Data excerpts
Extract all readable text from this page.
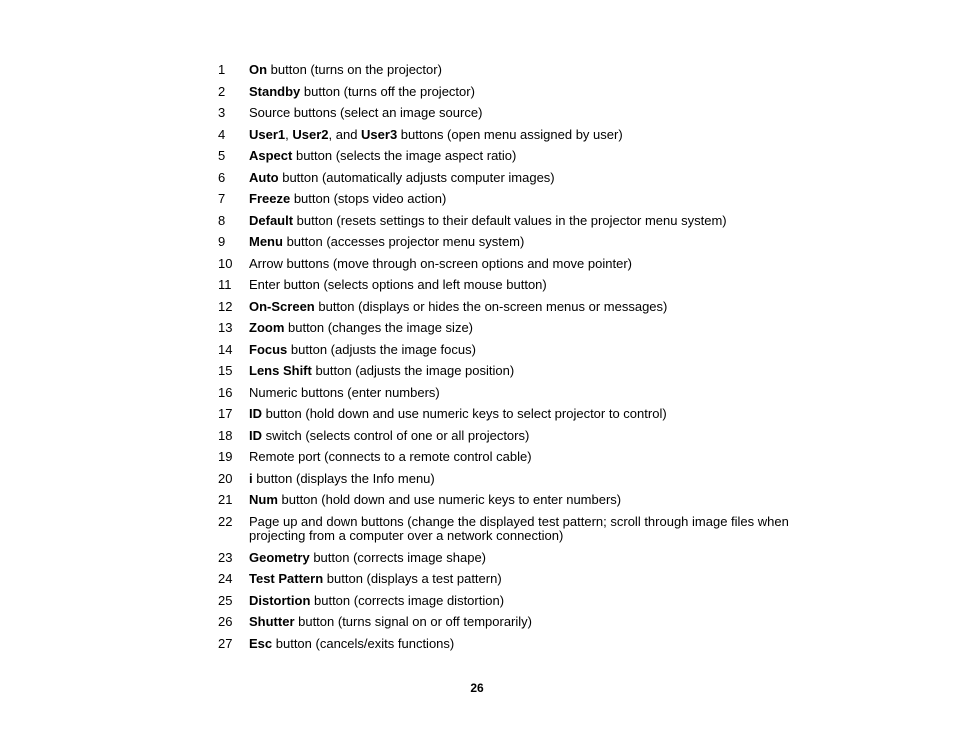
1	On button (turns on the projector)
2	Standby button (turns off the projector)
3	Source buttons (select an image source)
4	User1, User2, and User3 buttons (open menu assigned by user)
5	Aspect button (selects the image aspect ratio)
6	Auto button (automatically adjusts computer images)
7	Freeze button (stops video action)
8	Default button (resets settings to their default values in the projector menu system)
9	Menu button (accesses projector menu system)
10	Arrow buttons (move through on-screen options and move pointer)
11	Enter button (selects options and left mouse button)
12	On-Screen button (displays or hides the on-screen menus or messages)
13	Zoom button (changes the image size)
14	Focus button (adjusts the image focus)
15	Lens Shift button (adjusts the image position)
16	Numeric buttons (enter numbers)
17	ID button (hold down and use numeric keys to select projector to control)
18	ID switch (selects control of one or all projectors)
19	Remote port (connects to a remote control cable)
20	i button (displays the Info menu)
21	Num button (hold down and use numeric keys to enter numbers)
22	Page up and down buttons (change the displayed test pattern; scroll through image files when projecting from a computer over a network connection)
23	Geometry button (corrects image shape)
24	Test Pattern button (displays a test pattern)
25	Distortion button (corrects image distortion)
26	Shutter button (turns signal on or off temporarily)
27	Esc button (cancels/exits functions)
26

▶ Exercise details: Look through the lines above and collect those with the word "numbers".

▶ Expected answer:
16	Numeric buttons (enter numbers)
21	Num button (hold down and use numeric keys to enter numbers)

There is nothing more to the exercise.